• _INFORMATION SUPPLIED_:
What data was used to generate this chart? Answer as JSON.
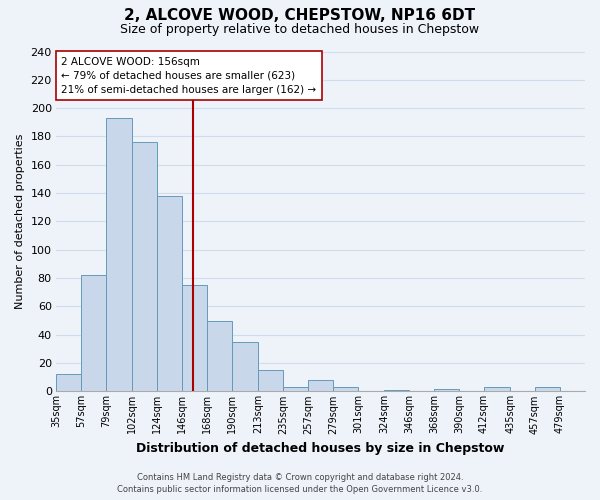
{
  "title": "2, ALCOVE WOOD, CHEPSTOW, NP16 6DT",
  "subtitle": "Size of property relative to detached houses in Chepstow",
  "xlabel": "Distribution of detached houses by size in Chepstow",
  "ylabel": "Number of detached properties",
  "bar_edges": [
    35,
    57,
    79,
    102,
    124,
    146,
    168,
    190,
    213,
    235,
    257,
    279,
    301,
    324,
    346,
    368,
    390,
    412,
    435,
    457,
    479,
    501
  ],
  "bar_heights": [
    12,
    82,
    193,
    176,
    138,
    75,
    50,
    35,
    15,
    3,
    8,
    3,
    0,
    1,
    0,
    2,
    0,
    3,
    0,
    3,
    0
  ],
  "bar_color": "#c8d8ea",
  "bar_edge_color": "#6699bb",
  "grid_color": "#d0dded",
  "property_line_x": 156,
  "property_line_color": "#aa0000",
  "annotation_line1": "2 ALCOVE WOOD: 156sqm",
  "annotation_line2": "← 79% of detached houses are smaller (623)",
  "annotation_line3": "21% of semi-detached houses are larger (162) →",
  "annotation_box_color": "#ffffff",
  "annotation_box_edge_color": "#aa0000",
  "xlim_left": 35,
  "xlim_right": 501,
  "ylim_top": 240,
  "ylim_bottom": 0,
  "yticks": [
    0,
    20,
    40,
    60,
    80,
    100,
    120,
    140,
    160,
    180,
    200,
    220,
    240
  ],
  "xtick_labels": [
    "35sqm",
    "57sqm",
    "79sqm",
    "102sqm",
    "124sqm",
    "146sqm",
    "168sqm",
    "190sqm",
    "213sqm",
    "235sqm",
    "257sqm",
    "279sqm",
    "301sqm",
    "324sqm",
    "346sqm",
    "368sqm",
    "390sqm",
    "412sqm",
    "435sqm",
    "457sqm",
    "479sqm"
  ],
  "xtick_positions": [
    35,
    57,
    79,
    102,
    124,
    146,
    168,
    190,
    213,
    235,
    257,
    279,
    301,
    324,
    346,
    368,
    390,
    412,
    435,
    457,
    479
  ],
  "footer_line1": "Contains HM Land Registry data © Crown copyright and database right 2024.",
  "footer_line2": "Contains public sector information licensed under the Open Government Licence v3.0.",
  "background_color": "#eef3fa",
  "plot_bg_color": "#eef3fa",
  "title_fontsize": 11,
  "subtitle_fontsize": 9,
  "ylabel_fontsize": 8,
  "xlabel_fontsize": 9,
  "ytick_fontsize": 8,
  "xtick_fontsize": 7,
  "annotation_fontsize": 7.5,
  "footer_fontsize": 6
}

• _DO THIS_: List every line above that holds the word "data".

• _EXERCISE SOLUTION_:
What data was used to generate this chart? Answer as JSON.
  "footer_line1": "Contains HM Land Registry data © Crown copyright and database right 2024.",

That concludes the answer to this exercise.